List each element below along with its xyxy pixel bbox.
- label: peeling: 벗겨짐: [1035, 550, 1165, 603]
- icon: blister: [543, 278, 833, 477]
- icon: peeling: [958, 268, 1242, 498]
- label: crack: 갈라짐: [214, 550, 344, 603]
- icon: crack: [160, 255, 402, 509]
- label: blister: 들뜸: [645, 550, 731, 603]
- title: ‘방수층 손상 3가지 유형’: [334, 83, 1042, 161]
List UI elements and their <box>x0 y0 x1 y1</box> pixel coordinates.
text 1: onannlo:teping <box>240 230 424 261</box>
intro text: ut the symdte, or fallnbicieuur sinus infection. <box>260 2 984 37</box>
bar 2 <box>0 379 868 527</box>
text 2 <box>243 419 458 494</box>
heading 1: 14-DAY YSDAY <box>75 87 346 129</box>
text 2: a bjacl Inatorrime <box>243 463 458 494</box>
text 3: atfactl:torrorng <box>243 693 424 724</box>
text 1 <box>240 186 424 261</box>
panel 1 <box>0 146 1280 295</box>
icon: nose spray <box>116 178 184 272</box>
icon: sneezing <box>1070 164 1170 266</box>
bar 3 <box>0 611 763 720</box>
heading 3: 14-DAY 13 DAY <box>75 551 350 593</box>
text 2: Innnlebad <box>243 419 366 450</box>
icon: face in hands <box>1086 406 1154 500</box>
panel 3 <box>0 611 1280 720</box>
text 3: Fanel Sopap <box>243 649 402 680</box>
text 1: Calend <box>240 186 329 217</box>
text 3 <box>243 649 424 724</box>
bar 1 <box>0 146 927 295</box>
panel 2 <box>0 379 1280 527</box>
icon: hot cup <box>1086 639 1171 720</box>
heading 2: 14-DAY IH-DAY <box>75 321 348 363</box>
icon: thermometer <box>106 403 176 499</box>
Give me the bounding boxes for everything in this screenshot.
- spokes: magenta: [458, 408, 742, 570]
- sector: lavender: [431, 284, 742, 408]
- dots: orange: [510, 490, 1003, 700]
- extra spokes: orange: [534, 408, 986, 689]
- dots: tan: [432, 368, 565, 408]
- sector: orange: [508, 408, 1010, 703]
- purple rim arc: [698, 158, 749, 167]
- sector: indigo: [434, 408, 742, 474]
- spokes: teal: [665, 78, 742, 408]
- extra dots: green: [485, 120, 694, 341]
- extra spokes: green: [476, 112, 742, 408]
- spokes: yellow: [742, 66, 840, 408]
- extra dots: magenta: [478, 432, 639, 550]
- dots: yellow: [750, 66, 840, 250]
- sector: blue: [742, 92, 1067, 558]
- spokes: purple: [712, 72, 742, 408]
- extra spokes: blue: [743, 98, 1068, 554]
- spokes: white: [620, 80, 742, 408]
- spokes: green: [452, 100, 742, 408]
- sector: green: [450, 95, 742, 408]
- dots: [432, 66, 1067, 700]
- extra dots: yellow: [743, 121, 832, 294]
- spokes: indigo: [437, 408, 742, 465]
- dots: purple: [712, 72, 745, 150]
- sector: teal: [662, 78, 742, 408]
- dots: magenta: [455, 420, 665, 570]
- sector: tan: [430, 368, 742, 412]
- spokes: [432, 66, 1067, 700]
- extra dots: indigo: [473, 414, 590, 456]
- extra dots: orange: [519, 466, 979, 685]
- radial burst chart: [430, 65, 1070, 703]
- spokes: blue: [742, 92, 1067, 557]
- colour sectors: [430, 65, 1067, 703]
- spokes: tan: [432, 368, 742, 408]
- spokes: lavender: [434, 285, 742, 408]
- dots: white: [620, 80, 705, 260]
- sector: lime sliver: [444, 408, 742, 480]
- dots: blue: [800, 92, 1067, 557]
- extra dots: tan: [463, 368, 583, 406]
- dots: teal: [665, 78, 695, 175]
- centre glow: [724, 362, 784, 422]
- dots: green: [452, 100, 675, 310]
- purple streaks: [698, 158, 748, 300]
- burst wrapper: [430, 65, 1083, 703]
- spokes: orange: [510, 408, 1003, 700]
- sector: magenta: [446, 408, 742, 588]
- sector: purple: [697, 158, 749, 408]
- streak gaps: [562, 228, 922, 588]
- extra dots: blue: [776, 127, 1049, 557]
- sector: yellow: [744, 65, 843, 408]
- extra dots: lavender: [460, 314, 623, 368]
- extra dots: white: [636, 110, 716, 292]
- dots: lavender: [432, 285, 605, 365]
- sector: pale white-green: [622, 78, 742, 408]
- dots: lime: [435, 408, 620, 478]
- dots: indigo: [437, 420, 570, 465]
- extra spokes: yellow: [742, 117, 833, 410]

· · ·

Repeat all of the data above word for word, keeping every line in its original order.

## TASK RESULT
List each element below along with its xyxy pixel bbox.
- label: peeling: 벗겨짐: [1035, 550, 1165, 603]
- icon: blister: [543, 278, 833, 477]
- icon: peeling: [958, 268, 1242, 498]
- label: crack: 갈라짐: [214, 550, 344, 603]
- icon: crack: [160, 255, 402, 509]
- label: blister: 들뜸: [645, 550, 731, 603]
- title: ‘방수층 손상 3가지 유형’: [334, 83, 1042, 161]
List UI elements and their <box>x0 y0 x1 y1</box> pixel coordinates.
text 1: onannlo:teping <box>240 230 424 261</box>
intro text: ut the symdte, or fallnbicieuur sinus infection. <box>260 2 984 37</box>
bar 2 <box>0 379 868 527</box>
text 2 <box>243 419 458 494</box>
heading 1: 14-DAY YSDAY <box>75 87 346 129</box>
text 2: a bjacl Inatorrime <box>243 463 458 494</box>
text 3: atfactl:torrorng <box>243 693 424 724</box>
text 1 <box>240 186 424 261</box>
panel 1 <box>0 146 1280 295</box>
icon: nose spray <box>116 178 184 272</box>
icon: sneezing <box>1070 164 1170 266</box>
bar 3 <box>0 611 763 720</box>
heading 3: 14-DAY 13 DAY <box>75 551 350 593</box>
text 2: Innnlebad <box>243 419 366 450</box>
icon: face in hands <box>1086 406 1154 500</box>
panel 3 <box>0 611 1280 720</box>
text 3: Fanel Sopap <box>243 649 402 680</box>
text 1: Calend <box>240 186 329 217</box>
text 3 <box>243 649 424 724</box>
bar 1 <box>0 146 927 295</box>
panel 2 <box>0 379 1280 527</box>
icon: hot cup <box>1086 639 1171 720</box>
heading 2: 14-DAY IH-DAY <box>75 321 348 363</box>
icon: thermometer <box>106 403 176 499</box>
Give me the bounding boxes for everything in this screenshot.
- spokes: magenta: [458, 408, 742, 570]
- sector: lavender: [431, 284, 742, 408]
- dots: orange: [510, 490, 1003, 700]
- extra spokes: orange: [534, 408, 986, 689]
- dots: tan: [432, 368, 565, 408]
- sector: orange: [508, 408, 1010, 703]
- purple rim arc: [698, 158, 749, 167]
- sector: indigo: [434, 408, 742, 474]
- spokes: teal: [665, 78, 742, 408]
- extra dots: green: [485, 120, 694, 341]
- extra spokes: green: [476, 112, 742, 408]
- spokes: yellow: [742, 66, 840, 408]
- extra dots: magenta: [478, 432, 639, 550]
- dots: yellow: [750, 66, 840, 250]
- sector: blue: [742, 92, 1067, 558]
- spokes: purple: [712, 72, 742, 408]
- extra spokes: blue: [743, 98, 1068, 554]
- spokes: white: [620, 80, 742, 408]
- spokes: green: [452, 100, 742, 408]
- sector: green: [450, 95, 742, 408]
- dots: [432, 66, 1067, 700]
- extra dots: yellow: [743, 121, 832, 294]
- spokes: indigo: [437, 408, 742, 465]
- dots: purple: [712, 72, 745, 150]
- sector: teal: [662, 78, 742, 408]
- dots: magenta: [455, 420, 665, 570]
- sector: tan: [430, 368, 742, 412]
- spokes: [432, 66, 1067, 700]
- extra dots: indigo: [473, 414, 590, 456]
- extra dots: orange: [519, 466, 979, 685]
- radial burst chart: [430, 65, 1070, 703]
- spokes: blue: [742, 92, 1067, 557]
- colour sectors: [430, 65, 1067, 703]
- spokes: tan: [432, 368, 742, 408]
- spokes: lavender: [434, 285, 742, 408]
- dots: white: [620, 80, 705, 260]
- sector: lime sliver: [444, 408, 742, 480]
- dots: blue: [800, 92, 1067, 557]
- extra dots: tan: [463, 368, 583, 406]
- dots: teal: [665, 78, 695, 175]
- centre glow: [724, 362, 784, 422]
- dots: green: [452, 100, 675, 310]
- purple streaks: [698, 158, 748, 300]
- burst wrapper: [430, 65, 1083, 703]
- spokes: orange: [510, 408, 1003, 700]
- sector: magenta: [446, 408, 742, 588]
- sector: purple: [697, 158, 749, 408]
- streak gaps: [562, 228, 922, 588]
- extra dots: blue: [776, 127, 1049, 557]
- sector: yellow: [744, 65, 843, 408]
- extra dots: lavender: [460, 314, 623, 368]
- extra dots: white: [636, 110, 716, 292]
- dots: lavender: [432, 285, 605, 365]
- sector: pale white-green: [622, 78, 742, 408]
- dots: lime: [435, 408, 620, 478]
- dots: indigo: [437, 420, 570, 465]
- extra spokes: yellow: [742, 117, 833, 410]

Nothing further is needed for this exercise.